### Short exercise
Take the records underneath and set them down exactly.

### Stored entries
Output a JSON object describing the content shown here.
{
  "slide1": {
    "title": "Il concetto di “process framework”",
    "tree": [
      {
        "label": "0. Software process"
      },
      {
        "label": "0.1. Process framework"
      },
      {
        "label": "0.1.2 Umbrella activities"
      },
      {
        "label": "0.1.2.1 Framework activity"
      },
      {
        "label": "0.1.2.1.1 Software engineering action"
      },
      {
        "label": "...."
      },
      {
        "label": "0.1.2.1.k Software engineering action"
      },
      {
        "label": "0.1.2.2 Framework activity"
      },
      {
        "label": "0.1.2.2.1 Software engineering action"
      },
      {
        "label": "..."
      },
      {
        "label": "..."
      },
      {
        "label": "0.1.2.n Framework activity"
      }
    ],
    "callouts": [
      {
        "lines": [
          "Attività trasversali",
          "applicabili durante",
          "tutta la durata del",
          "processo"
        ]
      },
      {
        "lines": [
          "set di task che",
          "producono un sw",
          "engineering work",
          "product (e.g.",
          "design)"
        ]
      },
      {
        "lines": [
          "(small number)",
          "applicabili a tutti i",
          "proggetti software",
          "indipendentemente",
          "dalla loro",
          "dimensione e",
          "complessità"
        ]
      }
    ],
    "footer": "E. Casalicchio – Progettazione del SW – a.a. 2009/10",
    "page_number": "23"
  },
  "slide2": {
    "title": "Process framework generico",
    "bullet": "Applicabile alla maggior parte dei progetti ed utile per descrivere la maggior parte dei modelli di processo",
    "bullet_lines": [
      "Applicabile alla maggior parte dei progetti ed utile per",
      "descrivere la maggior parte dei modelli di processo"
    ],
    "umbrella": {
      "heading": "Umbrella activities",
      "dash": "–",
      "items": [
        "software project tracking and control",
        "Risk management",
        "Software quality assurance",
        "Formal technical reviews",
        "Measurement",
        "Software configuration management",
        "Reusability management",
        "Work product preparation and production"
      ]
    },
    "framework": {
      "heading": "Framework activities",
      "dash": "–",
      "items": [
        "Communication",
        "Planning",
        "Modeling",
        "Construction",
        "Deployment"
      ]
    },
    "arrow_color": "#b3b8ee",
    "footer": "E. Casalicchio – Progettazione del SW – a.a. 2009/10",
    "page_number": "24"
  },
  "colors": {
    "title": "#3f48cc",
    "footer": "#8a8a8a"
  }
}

### The solution
Output a JSON object describing the content shown here.
{
  "slide1": {
    "title": "Il concetto di “process framework”",
    "tree": [
      {
        "label": "0. Software process"
      },
      {
        "label": "0.1. Process framework"
      },
      {
        "label": "0.1.2 Umbrella activities"
      },
      {
        "label": "0.1.2.1 Framework activity"
      },
      {
        "label": "0.1.2.1.1 Software engineering action"
      },
      {
        "label": "...."
      },
      {
        "label": "0.1.2.1.k Software engineering action"
      },
      {
        "label": "0.1.2.2 Framework activity"
      },
      {
        "label": "0.1.2.2.1 Software engineering action"
      },
      {
        "label": "..."
      },
      {
        "label": "..."
      },
      {
        "label": "0.1.2.n Framework activity"
      }
    ],
    "callouts": [
      {
        "lines": [
          "Attività trasversali",
          "applicabili durante",
          "tutta la durata del",
          "processo"
        ]
      },
      {
        "lines": [
          "set di task che",
          "producono un sw",
          "engineering work",
          "product (e.g.",
          "design)"
        ]
      },
      {
        "lines": [
          "(small number)",
          "applicabili a tutti i",
          "proggetti software",
          "indipendentemente",
          "dalla loro",
          "dimensione e",
          "complessità"
        ]
      }
    ],
    "footer": "E. Casalicchio – Progettazione del SW – a.a. 2009/10",
    "page_number": "23"
  },
  "slide2": {
    "title": "Process framework generico",
    "bullet": "Applicabile alla maggior parte dei progetti ed utile per descrivere la maggior parte dei modelli di processo",
    "bullet_lines": [
      "Applicabile alla maggior parte dei progetti ed utile per",
      "descrivere la maggior parte dei modelli di processo"
    ],
    "umbrella": {
      "heading": "Umbrella activities",
      "dash": "–",
      "items": [
        "software project tracking and control",
        "Risk management",
        "Software quality assurance",
        "Formal technical reviews",
        "Measurement",
        "Software configuration management",
        "Reusability management",
        "Work product preparation and production"
      ]
    },
    "framework": {
      "heading": "Framework activities",
      "dash": "–",
      "items": [
        "Communication",
        "Planning",
        "Modeling",
        "Construction",
        "Deployment"
      ]
    },
    "arrow_color": "#b3b8ee",
    "footer": "E. Casalicchio – Progettazione del SW – a.a. 2009/10",
    "page_number": "24"
  },
  "colors": {
    "title": "#3f48cc",
    "footer": "#8a8a8a"
  }
}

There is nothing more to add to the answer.